- **DIRECTION**: Your task is to print every entry below exactly as given.

Collected data
※
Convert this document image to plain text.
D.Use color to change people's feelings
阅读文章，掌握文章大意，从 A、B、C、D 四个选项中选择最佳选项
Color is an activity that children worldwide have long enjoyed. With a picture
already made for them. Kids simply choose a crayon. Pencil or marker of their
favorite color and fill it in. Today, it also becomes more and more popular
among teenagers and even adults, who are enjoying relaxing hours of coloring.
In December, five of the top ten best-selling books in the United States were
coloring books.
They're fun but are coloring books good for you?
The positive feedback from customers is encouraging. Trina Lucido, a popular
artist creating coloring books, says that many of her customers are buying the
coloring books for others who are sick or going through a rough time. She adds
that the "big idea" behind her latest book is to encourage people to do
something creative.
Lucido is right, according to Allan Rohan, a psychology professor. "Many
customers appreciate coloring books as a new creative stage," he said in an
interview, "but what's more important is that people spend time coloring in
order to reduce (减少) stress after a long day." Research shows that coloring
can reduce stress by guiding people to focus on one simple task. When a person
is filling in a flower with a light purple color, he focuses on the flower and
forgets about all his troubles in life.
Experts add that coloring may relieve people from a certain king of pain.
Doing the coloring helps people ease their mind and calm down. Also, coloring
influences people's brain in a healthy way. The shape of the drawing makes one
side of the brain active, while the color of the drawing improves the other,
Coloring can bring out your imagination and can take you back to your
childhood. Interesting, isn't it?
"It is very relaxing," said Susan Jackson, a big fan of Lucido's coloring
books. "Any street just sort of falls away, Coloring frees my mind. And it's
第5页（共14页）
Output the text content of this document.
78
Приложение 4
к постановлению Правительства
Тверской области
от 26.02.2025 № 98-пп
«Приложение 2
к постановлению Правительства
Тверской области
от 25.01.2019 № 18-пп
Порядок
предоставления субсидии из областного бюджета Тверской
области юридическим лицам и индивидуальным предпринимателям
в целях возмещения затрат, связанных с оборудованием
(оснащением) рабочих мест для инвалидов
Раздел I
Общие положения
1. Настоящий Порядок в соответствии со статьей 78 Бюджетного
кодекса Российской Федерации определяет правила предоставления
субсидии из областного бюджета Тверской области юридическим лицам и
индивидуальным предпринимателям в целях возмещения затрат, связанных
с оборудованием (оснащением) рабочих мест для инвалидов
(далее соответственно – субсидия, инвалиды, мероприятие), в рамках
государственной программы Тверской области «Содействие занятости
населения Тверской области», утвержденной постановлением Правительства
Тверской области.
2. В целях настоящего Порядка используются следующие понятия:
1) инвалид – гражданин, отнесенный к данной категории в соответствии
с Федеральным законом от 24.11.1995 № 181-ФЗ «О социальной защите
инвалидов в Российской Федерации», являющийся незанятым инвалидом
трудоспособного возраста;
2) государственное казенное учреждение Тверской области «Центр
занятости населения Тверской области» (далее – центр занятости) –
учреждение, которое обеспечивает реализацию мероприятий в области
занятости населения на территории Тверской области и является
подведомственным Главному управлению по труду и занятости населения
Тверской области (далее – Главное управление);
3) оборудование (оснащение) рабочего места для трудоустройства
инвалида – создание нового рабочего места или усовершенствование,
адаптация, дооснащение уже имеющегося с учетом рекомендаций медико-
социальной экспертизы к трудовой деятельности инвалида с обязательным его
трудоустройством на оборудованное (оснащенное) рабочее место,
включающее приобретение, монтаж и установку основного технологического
※
- **SOLUTION**:
Convert this document image to plain text.
D.Use color to change people's feelings
阅读文章，掌握文章大意，从 A、B、C、D 四个选项中选择最佳选项
Color is an activity that children worldwide have long enjoyed. With a picture
already made for them. Kids simply choose a crayon. Pencil or marker of their
favorite color and fill it in. Today, it also becomes more and more popular
among teenagers and even adults, who are enjoying relaxing hours of coloring.
In December, five of the top ten best-selling books in the United States were
coloring books.
They're fun but are coloring books good for you?
The positive feedback from customers is encouraging. Trina Lucido, a popular
artist creating coloring books, says that many of her customers are buying the
coloring books for others who are sick or going through a rough time. She adds
that the "big idea" behind her latest book is to encourage people to do
something creative.
Lucido is right, according to Allan Rohan, a psychology professor. "Many
customers appreciate coloring books as a new creative stage," he said in an
interview, "but what's more important is that people spend time coloring in
order to reduce (减少) stress after a long day." Research shows that coloring
can reduce stress by guiding people to focus on one simple task. When a person
is filling in a flower with a light purple color, he focuses on the flower and
forgets about all his troubles in life.
Experts add that coloring may relieve people from a certain king of pain.
Doing the coloring helps people ease their mind and calm down. Also, coloring
influences people's brain in a healthy way. The shape of the drawing makes one
side of the brain active, while the color of the drawing improves the other,
Coloring can bring out your imagination and can take you back to your
childhood. Interesting, isn't it?
"It is very relaxing," said Susan Jackson, a big fan of Lucido's coloring
books. "Any street just sort of falls away, Coloring frees my mind. And it's
第5页（共14页）
Output the text content of this document.
78
Приложение 4
к постановлению Правительства
Тверской области
от 26.02.2025 № 98-пп
«Приложение 2
к постановлению Правительства
Тверской области
от 25.01.2019 № 18-пп
Порядок
предоставления субсидии из областного бюджета Тверской
области юридическим лицам и индивидуальным предпринимателям
в целях возмещения затрат, связанных с оборудованием
(оснащением) рабочих мест для инвалидов
Раздел I
Общие положения
1. Настоящий Порядок в соответствии со статьей 78 Бюджетного
кодекса Российской Федерации определяет правила предоставления
субсидии из областного бюджета Тверской области юридическим лицам и
индивидуальным предпринимателям в целях возмещения затрат, связанных
с оборудованием (оснащением) рабочих мест для инвалидов
(далее соответственно – субсидия, инвалиды, мероприятие), в рамках
государственной программы Тверской области «Содействие занятости
населения Тверской области», утвержденной постановлением Правительства
Тверской области.
2. В целях настоящего Порядка используются следующие понятия:
1) инвалид – гражданин, отнесенный к данной категории в соответствии
с Федеральным законом от 24.11.1995 № 181-ФЗ «О социальной защите
инвалидов в Российской Федерации», являющийся незанятым инвалидом
трудоспособного возраста;
2) государственное казенное учреждение Тверской области «Центр
занятости населения Тверской области» (далее – центр занятости) –
учреждение, которое обеспечивает реализацию мероприятий в области
занятости населения на территории Тверской области и является
подведомственным Главному управлению по труду и занятости населения
Тверской области (далее – Главное управление);
3) оборудование (оснащение) рабочего места для трудоустройства
инвалида – создание нового рабочего места или усовершенствование,
адаптация, дооснащение уже имеющегося с учетом рекомендаций медико-
социальной экспертизы к трудовой деятельности инвалида с обязательным его
трудоустройством на оборудованное (оснащенное) рабочее место,
включающее приобретение, монтаж и установку основного технологического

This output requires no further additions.